--- SUPPLIED RECORDS ---

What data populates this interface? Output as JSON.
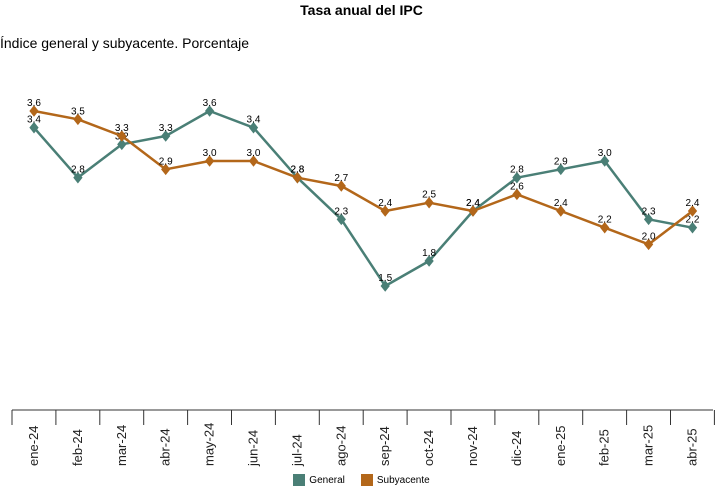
{
  "chart_data": {
    "type": "line",
    "title": "Tasa anual del IPC",
    "subtitle": "Índice general y subyacente. Porcentaje",
    "categories": [
      "ene-24",
      "feb-24",
      "mar-24",
      "abr-24",
      "may-24",
      "jun-24",
      "jul-24",
      "ago-24",
      "sep-24",
      "oct-24",
      "nov-24",
      "dic-24",
      "ene-25",
      "feb-25",
      "mar-25",
      "abr-25"
    ],
    "series": [
      {
        "name": "General",
        "color": "#4a7f76",
        "values": [
          3.4,
          2.8,
          3.2,
          3.3,
          3.6,
          3.4,
          2.8,
          2.3,
          1.5,
          1.8,
          2.4,
          2.8,
          2.9,
          3.0,
          2.3,
          2.2
        ]
      },
      {
        "name": "Subyacente",
        "color": "#b3671a",
        "values": [
          3.6,
          3.5,
          3.3,
          2.9,
          3.0,
          3.0,
          2.8,
          2.7,
          2.4,
          2.5,
          2.4,
          2.6,
          2.4,
          2.2,
          2.0,
          2.4
        ]
      }
    ],
    "ylim": [
      0,
      4
    ],
    "grid": false,
    "legend_position": "bottom"
  }
}
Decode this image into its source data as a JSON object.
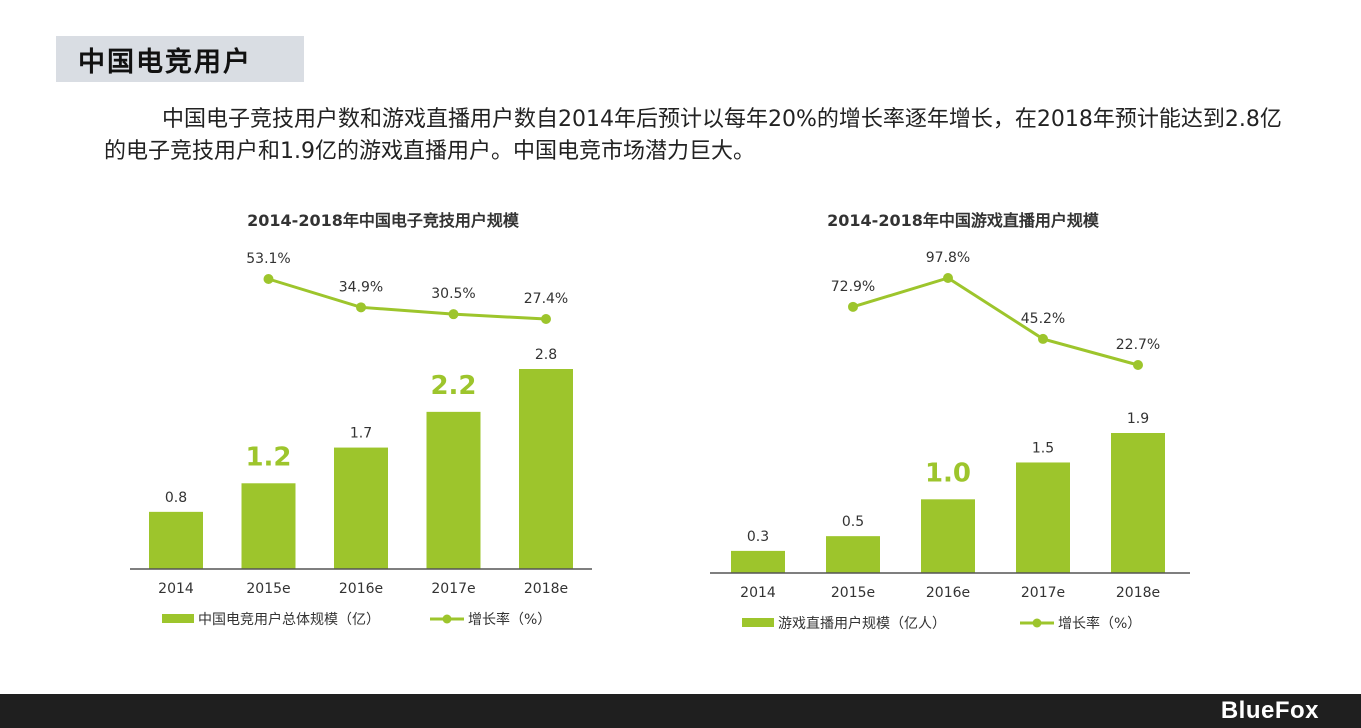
{
  "header": {
    "title": "中国电竞用户"
  },
  "intro": {
    "text": "中国电子竞技用户数和游戏直播用户数自2014年后预计以每年20%的增长率逐年增长，在2018年预计能达到2.8亿的电子竞技用户和1.9亿的游戏直播用户。中国电竞市场潜力巨大。"
  },
  "footer": {
    "logo": "BlueFox"
  },
  "colors": {
    "accent": "#9dc52c",
    "axis": "#555555",
    "text": "#333333"
  },
  "chart_data": [
    {
      "type": "bar",
      "title": "2014-2018年中国电子竞技用户规模",
      "categories": [
        "2014",
        "2015e",
        "2016e",
        "2017e",
        "2018e"
      ],
      "series": [
        {
          "name": "中国电竞用户总体规模（亿）",
          "type": "bar",
          "values": [
            0.8,
            1.2,
            1.7,
            2.2,
            2.8
          ],
          "labels": [
            "0.8",
            "1.2",
            "1.7",
            "2.2",
            "2.8"
          ],
          "highlight": [
            false,
            true,
            false,
            true,
            false
          ]
        },
        {
          "name": "增长率（%）",
          "type": "line",
          "values": [
            null,
            53.1,
            34.9,
            30.5,
            27.4
          ],
          "labels": [
            "",
            "53.1%",
            "34.9%",
            "30.5%",
            "27.4%"
          ]
        }
      ],
      "legend": "bottom"
    },
    {
      "type": "bar",
      "title": "2014-2018年中国游戏直播用户规模",
      "categories": [
        "2014",
        "2015e",
        "2016e",
        "2017e",
        "2018e"
      ],
      "series": [
        {
          "name": "游戏直播用户规模（亿人）",
          "type": "bar",
          "values": [
            0.3,
            0.5,
            1.0,
            1.5,
            1.9
          ],
          "labels": [
            "0.3",
            "0.5",
            "1.0",
            "1.5",
            "1.9"
          ],
          "highlight": [
            false,
            false,
            true,
            false,
            false
          ]
        },
        {
          "name": "增长率（%）",
          "type": "line",
          "values": [
            null,
            72.9,
            97.8,
            45.2,
            22.7
          ],
          "labels": [
            "",
            "72.9%",
            "97.8%",
            "45.2%",
            "22.7%"
          ]
        }
      ],
      "legend": "bottom"
    }
  ]
}
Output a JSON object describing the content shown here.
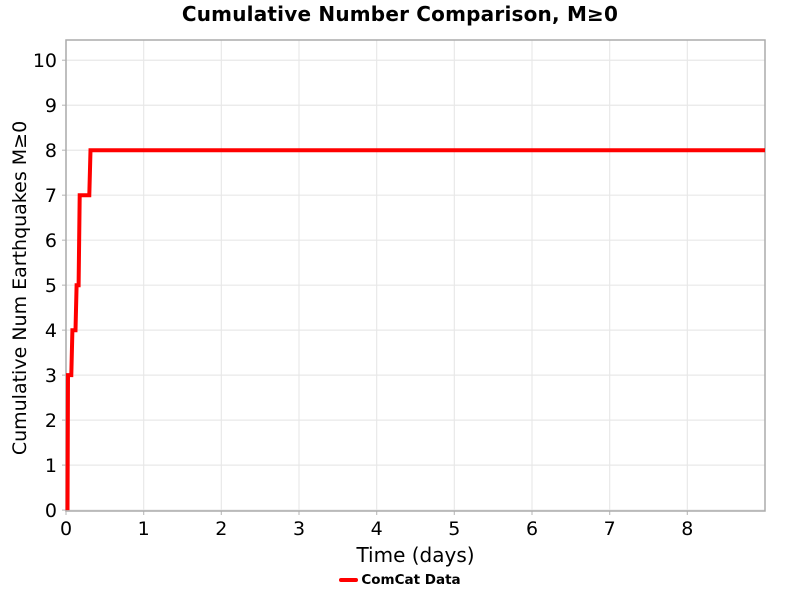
{
  "chart_data": {
    "type": "line",
    "subtype": "cumulative-step",
    "title": "Cumulative Number Comparison, M≥0",
    "xlabel": "Time (days)",
    "ylabel": "Cumulative Num Earthquakes M≥0",
    "xlim": [
      0,
      9.0
    ],
    "ylim": [
      -0.02,
      10.45
    ],
    "xticks": [
      0,
      1,
      2,
      3,
      4,
      5,
      6,
      7,
      8
    ],
    "yticks": [
      0,
      1,
      2,
      3,
      4,
      5,
      6,
      7,
      8,
      9,
      10
    ],
    "grid": true,
    "legend_position": "bottom-center",
    "series": [
      {
        "name": "ComCat Data",
        "color": "#ff0000",
        "line_width": 4,
        "x": [
          0.019,
          0.026,
          0.068,
          0.082,
          0.122,
          0.137,
          0.162,
          0.176,
          0.3,
          0.316,
          9.0
        ],
        "y": [
          0,
          3,
          3,
          4,
          4,
          5,
          5,
          7,
          7,
          8,
          8
        ]
      }
    ],
    "colors": {
      "line": "#ff0000",
      "grid": "#e8e8e8",
      "border": "#ababab",
      "tick_mark": "#c0c0c0",
      "text": "#000000"
    }
  }
}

---

# EXERCISE REQUIREMENTS:
Look through the records and gather each line with the word "Output".

# EXPECTED ANSWER:
What data populates this interface? Output as JSON.
Output a JSON object describing the content shown here.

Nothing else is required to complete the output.